STATED TASK: All of the records below should be output exactly.

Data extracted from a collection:

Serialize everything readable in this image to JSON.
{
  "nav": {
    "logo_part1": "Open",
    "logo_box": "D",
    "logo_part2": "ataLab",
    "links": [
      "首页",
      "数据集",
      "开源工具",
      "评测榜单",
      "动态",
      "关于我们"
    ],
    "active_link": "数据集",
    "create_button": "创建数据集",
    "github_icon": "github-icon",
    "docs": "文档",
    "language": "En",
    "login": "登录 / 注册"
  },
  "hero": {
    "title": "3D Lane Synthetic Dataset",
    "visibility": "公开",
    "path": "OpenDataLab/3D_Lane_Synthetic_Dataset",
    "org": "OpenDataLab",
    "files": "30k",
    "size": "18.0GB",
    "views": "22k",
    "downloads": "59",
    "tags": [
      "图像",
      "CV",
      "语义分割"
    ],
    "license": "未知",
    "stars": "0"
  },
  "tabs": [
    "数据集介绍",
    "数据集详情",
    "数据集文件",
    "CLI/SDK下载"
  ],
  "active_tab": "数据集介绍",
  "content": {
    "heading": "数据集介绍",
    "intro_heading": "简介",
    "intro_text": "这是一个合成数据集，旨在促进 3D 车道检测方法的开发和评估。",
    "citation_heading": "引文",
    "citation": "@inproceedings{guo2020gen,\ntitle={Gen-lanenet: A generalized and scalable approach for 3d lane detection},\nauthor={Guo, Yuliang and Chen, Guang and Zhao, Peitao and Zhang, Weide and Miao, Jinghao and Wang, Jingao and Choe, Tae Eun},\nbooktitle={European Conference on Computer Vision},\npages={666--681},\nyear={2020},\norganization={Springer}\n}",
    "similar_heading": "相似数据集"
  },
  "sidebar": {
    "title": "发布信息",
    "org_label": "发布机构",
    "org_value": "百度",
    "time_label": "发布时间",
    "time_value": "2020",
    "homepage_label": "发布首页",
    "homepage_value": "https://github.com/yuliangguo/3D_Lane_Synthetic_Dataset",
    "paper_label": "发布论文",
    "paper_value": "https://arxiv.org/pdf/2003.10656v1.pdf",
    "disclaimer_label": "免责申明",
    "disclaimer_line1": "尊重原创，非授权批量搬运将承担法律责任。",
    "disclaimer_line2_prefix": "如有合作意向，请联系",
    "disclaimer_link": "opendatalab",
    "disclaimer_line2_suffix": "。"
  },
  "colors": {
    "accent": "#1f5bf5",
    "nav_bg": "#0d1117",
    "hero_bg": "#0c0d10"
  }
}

FINAL RESULT:
Serialize everything readable in this image to JSON.
{
  "nav": {
    "logo_part1": "Open",
    "logo_box": "D",
    "logo_part2": "ataLab",
    "links": [
      "首页",
      "数据集",
      "开源工具",
      "评测榜单",
      "动态",
      "关于我们"
    ],
    "active_link": "数据集",
    "create_button": "创建数据集",
    "github_icon": "github-icon",
    "docs": "文档",
    "language": "En",
    "login": "登录 / 注册"
  },
  "hero": {
    "title": "3D Lane Synthetic Dataset",
    "visibility": "公开",
    "path": "OpenDataLab/3D_Lane_Synthetic_Dataset",
    "org": "OpenDataLab",
    "files": "30k",
    "size": "18.0GB",
    "views": "22k",
    "downloads": "59",
    "tags": [
      "图像",
      "CV",
      "语义分割"
    ],
    "license": "未知",
    "stars": "0"
  },
  "tabs": [
    "数据集介绍",
    "数据集详情",
    "数据集文件",
    "CLI/SDK下载"
  ],
  "active_tab": "数据集介绍",
  "content": {
    "heading": "数据集介绍",
    "intro_heading": "简介",
    "intro_text": "这是一个合成数据集，旨在促进 3D 车道检测方法的开发和评估。",
    "citation_heading": "引文",
    "citation": "@inproceedings{guo2020gen,\ntitle={Gen-lanenet: A generalized and scalable approach for 3d lane detection},\nauthor={Guo, Yuliang and Chen, Guang and Zhao, Peitao and Zhang, Weide and Miao, Jinghao and Wang, Jingao and Choe, Tae Eun},\nbooktitle={European Conference on Computer Vision},\npages={666--681},\nyear={2020},\norganization={Springer}\n}",
    "similar_heading": "相似数据集"
  },
  "sidebar": {
    "title": "发布信息",
    "org_label": "发布机构",
    "org_value": "百度",
    "time_label": "发布时间",
    "time_value": "2020",
    "homepage_label": "发布首页",
    "homepage_value": "https://github.com/yuliangguo/3D_Lane_Synthetic_Dataset",
    "paper_label": "发布论文",
    "paper_value": "https://arxiv.org/pdf/2003.10656v1.pdf",
    "disclaimer_label": "免责申明",
    "disclaimer_line1": "尊重原创，非授权批量搬运将承担法律责任。",
    "disclaimer_line2_prefix": "如有合作意向，请联系",
    "disclaimer_link": "opendatalab",
    "disclaimer_line2_suffix": "。"
  },
  "colors": {
    "accent": "#1f5bf5",
    "nav_bg": "#0d1117",
    "hero_bg": "#0c0d10"
  }
}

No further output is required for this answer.